(Data items)
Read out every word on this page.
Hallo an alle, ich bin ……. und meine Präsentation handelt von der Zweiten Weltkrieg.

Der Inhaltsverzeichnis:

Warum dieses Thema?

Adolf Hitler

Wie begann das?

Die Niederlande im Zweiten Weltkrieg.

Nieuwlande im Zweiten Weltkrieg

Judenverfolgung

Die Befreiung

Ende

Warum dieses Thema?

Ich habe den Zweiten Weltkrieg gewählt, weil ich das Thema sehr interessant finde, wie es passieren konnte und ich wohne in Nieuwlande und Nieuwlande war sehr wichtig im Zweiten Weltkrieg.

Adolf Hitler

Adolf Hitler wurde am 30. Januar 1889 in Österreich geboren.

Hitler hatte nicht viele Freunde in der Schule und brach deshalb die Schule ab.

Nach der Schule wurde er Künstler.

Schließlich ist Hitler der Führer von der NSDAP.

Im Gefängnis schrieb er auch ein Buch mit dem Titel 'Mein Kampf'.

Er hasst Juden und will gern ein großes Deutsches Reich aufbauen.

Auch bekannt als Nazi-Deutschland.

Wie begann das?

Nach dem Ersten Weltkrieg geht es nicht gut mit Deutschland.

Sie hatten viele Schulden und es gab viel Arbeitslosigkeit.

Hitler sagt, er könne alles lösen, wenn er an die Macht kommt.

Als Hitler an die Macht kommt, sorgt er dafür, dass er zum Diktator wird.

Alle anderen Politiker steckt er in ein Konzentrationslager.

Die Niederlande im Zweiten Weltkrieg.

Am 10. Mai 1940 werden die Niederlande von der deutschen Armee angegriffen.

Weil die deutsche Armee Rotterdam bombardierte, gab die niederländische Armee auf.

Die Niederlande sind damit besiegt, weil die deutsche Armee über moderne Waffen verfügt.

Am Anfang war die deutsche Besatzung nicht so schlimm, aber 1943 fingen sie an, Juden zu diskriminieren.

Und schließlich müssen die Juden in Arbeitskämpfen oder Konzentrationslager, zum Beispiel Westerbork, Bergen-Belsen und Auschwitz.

#### What to produce:
Repeat each record exactly, leaving nothing out.

#### Complete answer:
Read out every word on this page.
Hallo an alle, ich bin ……. und meine Präsentation handelt von der Zweiten Weltkrieg.

Der Inhaltsverzeichnis:

Warum dieses Thema?

Adolf Hitler

Wie begann das?

Die Niederlande im Zweiten Weltkrieg.

Nieuwlande im Zweiten Weltkrieg

Judenverfolgung

Die Befreiung

Ende

Warum dieses Thema?

Ich habe den Zweiten Weltkrieg gewählt, weil ich das Thema sehr interessant finde, wie es passieren konnte und ich wohne in Nieuwlande und Nieuwlande war sehr wichtig im Zweiten Weltkrieg.

Adolf Hitler

Adolf Hitler wurde am 30. Januar 1889 in Österreich geboren.

Hitler hatte nicht viele Freunde in der Schule und brach deshalb die Schule ab.

Nach der Schule wurde er Künstler.

Schließlich ist Hitler der Führer von der NSDAP.

Im Gefängnis schrieb er auch ein Buch mit dem Titel 'Mein Kampf'.

Er hasst Juden und will gern ein großes Deutsches Reich aufbauen.

Auch bekannt als Nazi-Deutschland.

Wie begann das?

Nach dem Ersten Weltkrieg geht es nicht gut mit Deutschland.

Sie hatten viele Schulden und es gab viel Arbeitslosigkeit.

Hitler sagt, er könne alles lösen, wenn er an die Macht kommt.

Als Hitler an die Macht kommt, sorgt er dafür, dass er zum Diktator wird.

Alle anderen Politiker steckt er in ein Konzentrationslager.

Die Niederlande im Zweiten Weltkrieg.

Am 10. Mai 1940 werden die Niederlande von der deutschen Armee angegriffen.

Weil die deutsche Armee Rotterdam bombardierte, gab die niederländische Armee auf.

Die Niederlande sind damit besiegt, weil die deutsche Armee über moderne Waffen verfügt.

Am Anfang war die deutsche Besatzung nicht so schlimm, aber 1943 fingen sie an, Juden zu diskriminieren.

Und schließlich müssen die Juden in Arbeitskämpfen oder Konzentrationslager, zum Beispiel Westerbork, Bergen-Belsen und Auschwitz.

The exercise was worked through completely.